*PROBLEMS TO WORK ON*
1. In the soaping thread, how much of the fluid does Complexions hold back to add after the cook?
2. Copy everything in the soaping thread from "In that original" down to "of HP soap.".
3. Translate this sentence from the soaping thread into Spanish: "Even after a year, no traces of spoilage in my bars of HP soap."

*ARTICLE*
▬▬▬▬▬▬▬▬▬▬

# HP Soaping - adding milk after cook?



## SkyeSurfer (Jan 22, 2018)

I came across this recipe in my newbie research, and I’m curious what the more experienced soapers will make of it:
https://www.modernsoapmaking.com/creamy-hot-process-goats-milk-soap/

The theory is that by adding the milk after the cooking process, you avoid the discoloration that would typically occur.  But if you’re adding something like milk after the cooking is completed, and you’re not adding a preservative, wouldn’t there be a risk of mold or other spoilage?


----------



## Primrose (Jan 22, 2018)

I'm interested in the answer too. I don't do HP but I do CP with goats milk and would have made the same conclusion as you


----------



## Complexions (Jan 27, 2018)

In that original post, the creator explained in the comments section why you can add the dairy at the end of the cook when someone asked her.   I reserve 20% of my fluid for after the cook in the form of heavy cream, coconut milk, etc. warmed up, with a little sodium lactate and honey (don't want to add cold milk/additives to hot soap).  Even after a year, no traces of spoilage in my bars of HP soap.


----------



## SkyeSurfer (Jan 27, 2018)

▬▬▬▬▬▬▬▬▬▬

*SOURCE EXCERPT*
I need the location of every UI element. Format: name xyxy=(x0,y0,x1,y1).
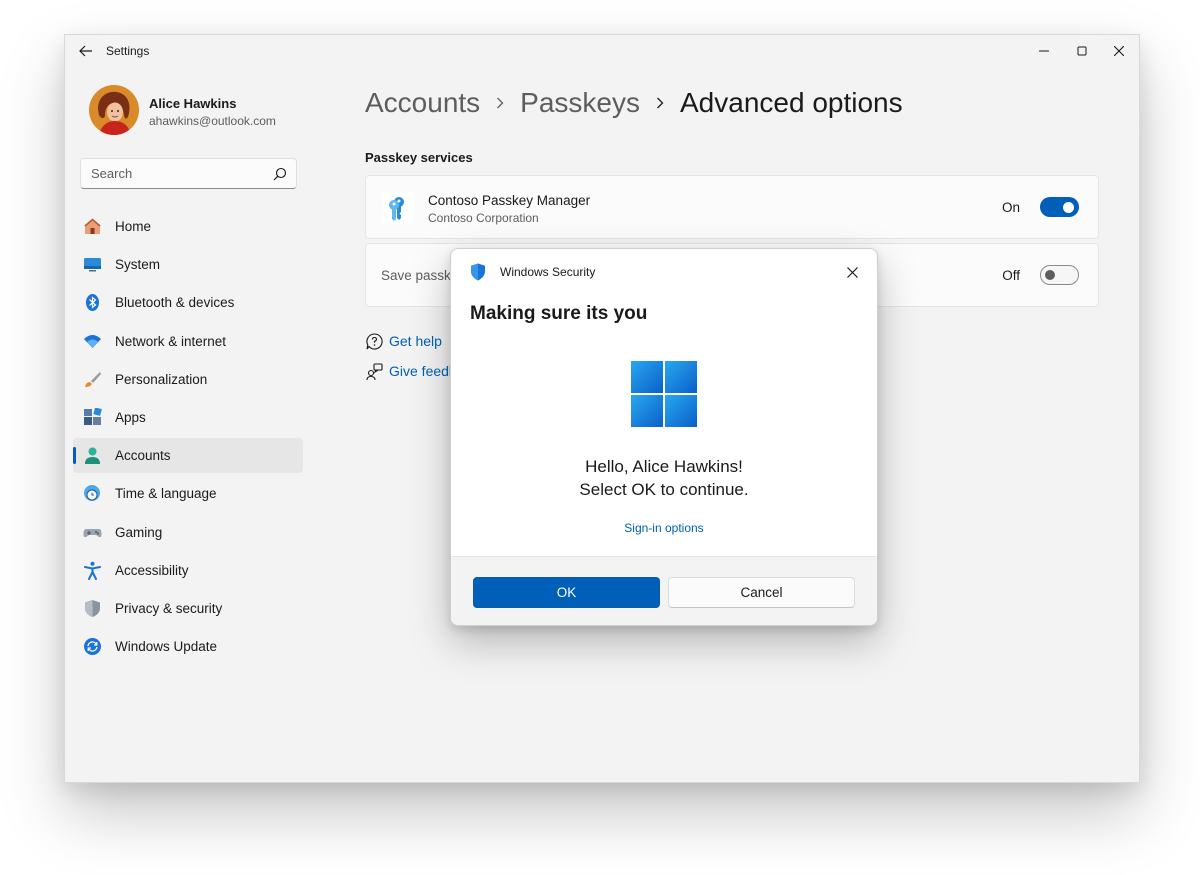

▬▬▬▬▬▬▬▬▬▬

*TASK-BY-TASK RESULTS*
1. 20%

2.
In that original post, the creator explained in the comments section why you can add the dairy at the end of the cook when someone asked her.   I reserve 20% of my fluid for after the cook in the form of heavy cream, coconut milk, etc. warmed up, with a little sodium lactate and honey (don't want to add cold milk/additives to hot soap).  Even after a year, no traces of spoilage in my bars of HP soap.

3. Incluso después de un año, no hay rastros de deterioro en mis pastillas de jabón HP.